[Entries taken from a collection]

+ + + +

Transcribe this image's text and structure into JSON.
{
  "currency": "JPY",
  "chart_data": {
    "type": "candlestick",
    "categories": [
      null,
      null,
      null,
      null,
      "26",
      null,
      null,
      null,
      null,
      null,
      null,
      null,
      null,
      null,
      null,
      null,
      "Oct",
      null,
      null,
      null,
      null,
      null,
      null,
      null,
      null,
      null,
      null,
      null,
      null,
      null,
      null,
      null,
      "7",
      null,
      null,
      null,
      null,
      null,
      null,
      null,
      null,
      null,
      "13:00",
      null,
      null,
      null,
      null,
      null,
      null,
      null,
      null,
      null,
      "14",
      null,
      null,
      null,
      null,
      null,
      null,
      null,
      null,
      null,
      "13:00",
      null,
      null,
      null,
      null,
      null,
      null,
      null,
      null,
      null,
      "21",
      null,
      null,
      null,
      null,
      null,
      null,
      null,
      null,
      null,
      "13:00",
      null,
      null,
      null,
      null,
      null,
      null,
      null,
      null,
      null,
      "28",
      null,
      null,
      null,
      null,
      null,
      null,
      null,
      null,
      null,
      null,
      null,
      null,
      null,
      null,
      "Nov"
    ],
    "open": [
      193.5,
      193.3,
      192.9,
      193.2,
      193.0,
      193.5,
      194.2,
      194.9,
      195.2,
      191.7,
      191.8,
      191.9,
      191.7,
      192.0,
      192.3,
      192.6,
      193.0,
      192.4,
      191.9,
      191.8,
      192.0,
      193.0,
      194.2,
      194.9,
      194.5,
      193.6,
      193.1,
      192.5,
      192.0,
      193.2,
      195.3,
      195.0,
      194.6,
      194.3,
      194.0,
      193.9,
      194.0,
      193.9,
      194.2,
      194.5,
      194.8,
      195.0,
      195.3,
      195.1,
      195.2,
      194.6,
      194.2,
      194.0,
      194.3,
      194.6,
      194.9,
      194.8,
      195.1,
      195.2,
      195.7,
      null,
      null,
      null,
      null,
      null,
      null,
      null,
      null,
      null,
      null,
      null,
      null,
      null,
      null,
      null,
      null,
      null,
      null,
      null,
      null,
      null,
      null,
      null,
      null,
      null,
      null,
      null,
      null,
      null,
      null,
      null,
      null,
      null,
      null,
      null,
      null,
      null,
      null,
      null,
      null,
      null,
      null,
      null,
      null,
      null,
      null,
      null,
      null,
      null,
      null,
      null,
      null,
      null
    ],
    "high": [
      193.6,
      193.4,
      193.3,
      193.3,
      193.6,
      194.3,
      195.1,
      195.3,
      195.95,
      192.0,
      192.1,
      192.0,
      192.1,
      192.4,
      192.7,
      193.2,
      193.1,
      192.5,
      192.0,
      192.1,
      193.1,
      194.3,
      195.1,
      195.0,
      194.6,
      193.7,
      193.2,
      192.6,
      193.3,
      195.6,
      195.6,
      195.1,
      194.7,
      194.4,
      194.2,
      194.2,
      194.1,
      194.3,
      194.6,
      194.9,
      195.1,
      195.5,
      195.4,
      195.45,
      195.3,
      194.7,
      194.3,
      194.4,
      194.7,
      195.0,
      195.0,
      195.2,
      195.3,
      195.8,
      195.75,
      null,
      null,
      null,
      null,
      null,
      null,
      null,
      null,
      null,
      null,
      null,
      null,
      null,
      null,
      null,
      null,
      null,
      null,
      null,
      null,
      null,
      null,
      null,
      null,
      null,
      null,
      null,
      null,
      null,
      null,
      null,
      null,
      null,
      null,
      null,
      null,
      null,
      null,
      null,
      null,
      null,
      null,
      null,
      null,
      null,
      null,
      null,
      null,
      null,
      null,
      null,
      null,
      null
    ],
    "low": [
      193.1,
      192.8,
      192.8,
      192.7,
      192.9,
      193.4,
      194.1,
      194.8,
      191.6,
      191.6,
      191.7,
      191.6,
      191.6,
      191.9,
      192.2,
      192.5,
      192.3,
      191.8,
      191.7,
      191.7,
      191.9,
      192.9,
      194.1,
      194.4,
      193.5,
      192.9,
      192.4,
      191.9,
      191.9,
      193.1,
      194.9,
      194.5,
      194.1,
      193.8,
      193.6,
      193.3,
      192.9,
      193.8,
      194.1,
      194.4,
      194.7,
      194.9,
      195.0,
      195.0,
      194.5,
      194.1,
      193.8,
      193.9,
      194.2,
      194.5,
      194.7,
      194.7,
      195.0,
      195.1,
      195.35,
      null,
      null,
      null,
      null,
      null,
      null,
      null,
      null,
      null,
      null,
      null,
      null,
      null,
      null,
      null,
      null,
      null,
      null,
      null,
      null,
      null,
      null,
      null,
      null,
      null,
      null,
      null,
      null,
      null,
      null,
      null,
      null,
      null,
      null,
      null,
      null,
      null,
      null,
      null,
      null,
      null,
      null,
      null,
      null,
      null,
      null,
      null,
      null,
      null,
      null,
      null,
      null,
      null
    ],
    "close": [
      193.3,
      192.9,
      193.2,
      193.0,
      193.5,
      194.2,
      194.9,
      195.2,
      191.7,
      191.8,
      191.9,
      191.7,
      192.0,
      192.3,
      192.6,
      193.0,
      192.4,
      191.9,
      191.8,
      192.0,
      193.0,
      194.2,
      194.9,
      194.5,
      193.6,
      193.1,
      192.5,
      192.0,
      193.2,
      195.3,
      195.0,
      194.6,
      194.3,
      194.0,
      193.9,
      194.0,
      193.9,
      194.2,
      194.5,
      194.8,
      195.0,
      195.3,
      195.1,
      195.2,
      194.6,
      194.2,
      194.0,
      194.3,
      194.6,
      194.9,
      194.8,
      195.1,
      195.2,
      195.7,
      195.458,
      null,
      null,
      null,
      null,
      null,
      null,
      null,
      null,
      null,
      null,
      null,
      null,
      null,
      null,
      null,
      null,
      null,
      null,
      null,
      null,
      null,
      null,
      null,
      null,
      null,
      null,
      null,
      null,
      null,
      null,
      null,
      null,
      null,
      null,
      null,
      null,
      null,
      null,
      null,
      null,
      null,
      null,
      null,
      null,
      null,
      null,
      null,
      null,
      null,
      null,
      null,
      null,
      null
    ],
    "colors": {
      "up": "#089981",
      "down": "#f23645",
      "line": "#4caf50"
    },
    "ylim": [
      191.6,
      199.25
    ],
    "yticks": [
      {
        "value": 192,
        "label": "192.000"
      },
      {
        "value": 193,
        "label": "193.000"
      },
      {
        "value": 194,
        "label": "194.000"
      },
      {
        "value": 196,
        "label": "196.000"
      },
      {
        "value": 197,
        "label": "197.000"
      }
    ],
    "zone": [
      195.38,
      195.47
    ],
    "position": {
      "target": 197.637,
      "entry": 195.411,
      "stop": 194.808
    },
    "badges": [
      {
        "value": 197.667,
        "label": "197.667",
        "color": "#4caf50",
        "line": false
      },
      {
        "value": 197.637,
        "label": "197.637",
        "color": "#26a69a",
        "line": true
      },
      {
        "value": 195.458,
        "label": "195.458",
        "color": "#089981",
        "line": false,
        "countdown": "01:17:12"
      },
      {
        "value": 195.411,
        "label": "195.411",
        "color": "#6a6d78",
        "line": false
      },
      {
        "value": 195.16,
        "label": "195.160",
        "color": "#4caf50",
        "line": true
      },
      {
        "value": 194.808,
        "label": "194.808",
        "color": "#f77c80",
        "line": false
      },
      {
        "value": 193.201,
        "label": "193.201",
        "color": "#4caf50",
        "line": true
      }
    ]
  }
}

+ + + +

Each line holding "label" must be found and copied.

        "label": "192.000"
        "label": "193.000"
        "label": "194.000"
        "label": "196.000"
        "label": "197.000"
        "label": "197.667",
        "label": "197.637",
        "label": "195.458",
        "label": "195.411",
        "label": "195.160",
        "label": "194.808",
        "label": "193.201",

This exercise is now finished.